- _Given entries_:
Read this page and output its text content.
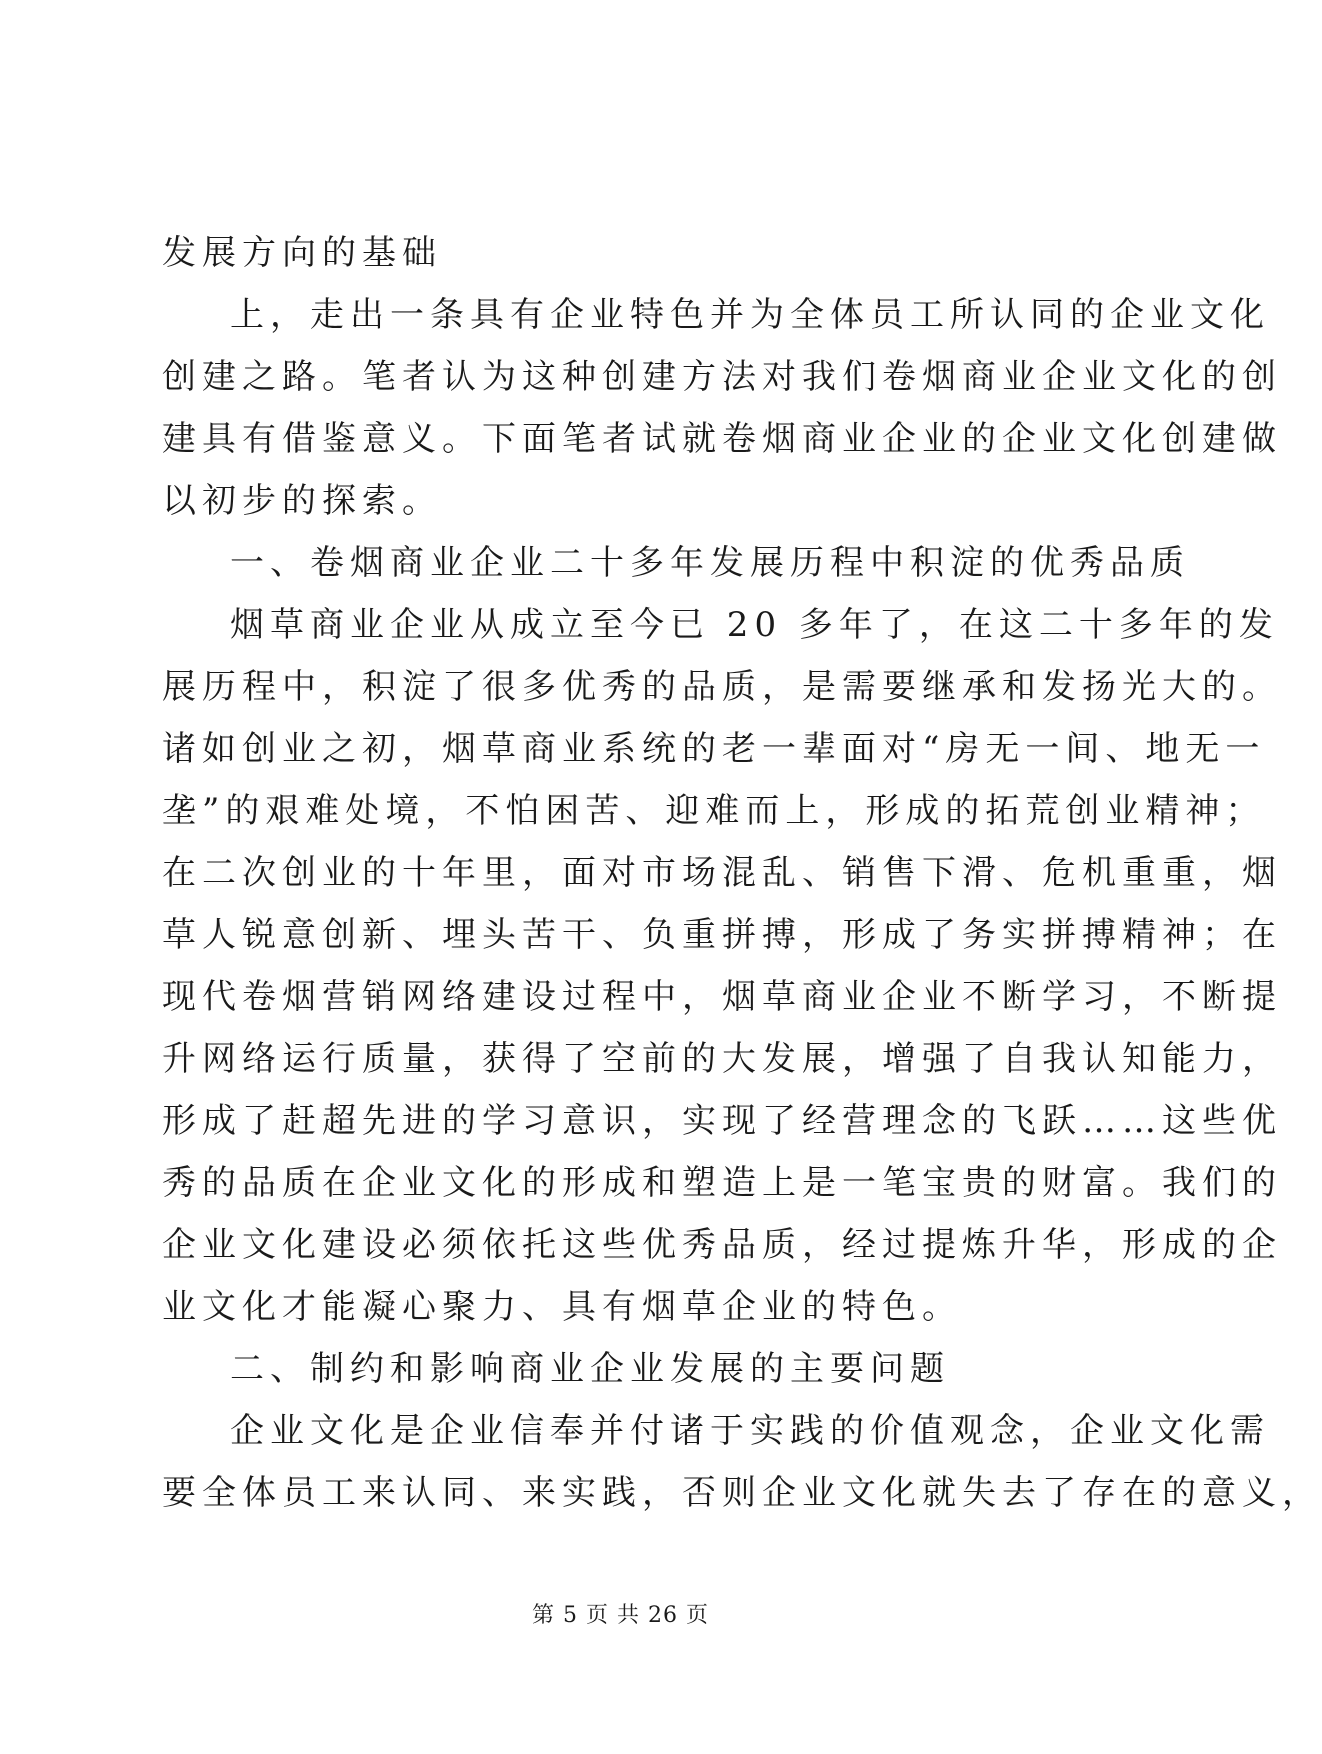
发展方向的基础
上，走出一条具有企业特色并为全体员工所认同的企业文化
创建之路。笔者认为这种创建方法对我们卷烟商业企业文化的创
建具有借鉴意义。下面笔者试就卷烟商业企业的企业文化创建做
以初步的探索。
一、卷烟商业企业二十多年发展历程中积淀的优秀品质
烟草商业企业从成立至今已 20 多年了，在这二十多年的发
展历程中，积淀了很多优秀的品质，是需要继承和发扬光大的。
诸如创业之初，烟草商业系统的老一辈面对“房无一间、地无一
垄”的艰难处境，不怕困苦、迎难而上，形成的拓荒创业精神；
在二次创业的十年里，面对市场混乱、销售下滑、危机重重，烟
草人锐意创新、埋头苦干、负重拼搏，形成了务实拼搏精神；在
现代卷烟营销网络建设过程中，烟草商业企业不断学习，不断提
升网络运行质量，获得了空前的大发展，增强了自我认知能力，
形成了赶超先进的学习意识，实现了经营理念的飞跃……这些优
秀的品质在企业文化的形成和塑造上是一笔宝贵的财富。我们的
企业文化建设必须依托这些优秀品质，经过提炼升华，形成的企
业文化才能凝心聚力、具有烟草企业的特色。
二、制约和影响商业企业发展的主要问题
企业文化是企业信奉并付诸于实践的价值观念，企业文化需
要全体员工来认同、来实践，否则企业文化就失去了存在的意义，
第 5 页 共 26 页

- _The exercise_: Without including any pictures, print each record exactly.

- _Written answer_:
Read this page and output its text content.
发展方向的基础
上，走出一条具有企业特色并为全体员工所认同的企业文化
创建之路。笔者认为这种创建方法对我们卷烟商业企业文化的创
建具有借鉴意义。下面笔者试就卷烟商业企业的企业文化创建做
以初步的探索。
一、卷烟商业企业二十多年发展历程中积淀的优秀品质
烟草商业企业从成立至今已 20 多年了，在这二十多年的发
展历程中，积淀了很多优秀的品质，是需要继承和发扬光大的。
诸如创业之初，烟草商业系统的老一辈面对“房无一间、地无一
垄”的艰难处境，不怕困苦、迎难而上，形成的拓荒创业精神；
在二次创业的十年里，面对市场混乱、销售下滑、危机重重，烟
草人锐意创新、埋头苦干、负重拼搏，形成了务实拼搏精神；在
现代卷烟营销网络建设过程中，烟草商业企业不断学习，不断提
升网络运行质量，获得了空前的大发展，增强了自我认知能力，
形成了赶超先进的学习意识，实现了经营理念的飞跃……这些优
秀的品质在企业文化的形成和塑造上是一笔宝贵的财富。我们的
企业文化建设必须依托这些优秀品质，经过提炼升华，形成的企
业文化才能凝心聚力、具有烟草企业的特色。
二、制约和影响商业企业发展的主要问题
企业文化是企业信奉并付诸于实践的价值观念，企业文化需
要全体员工来认同、来实践，否则企业文化就失去了存在的意义，
第 5 页 共 26 页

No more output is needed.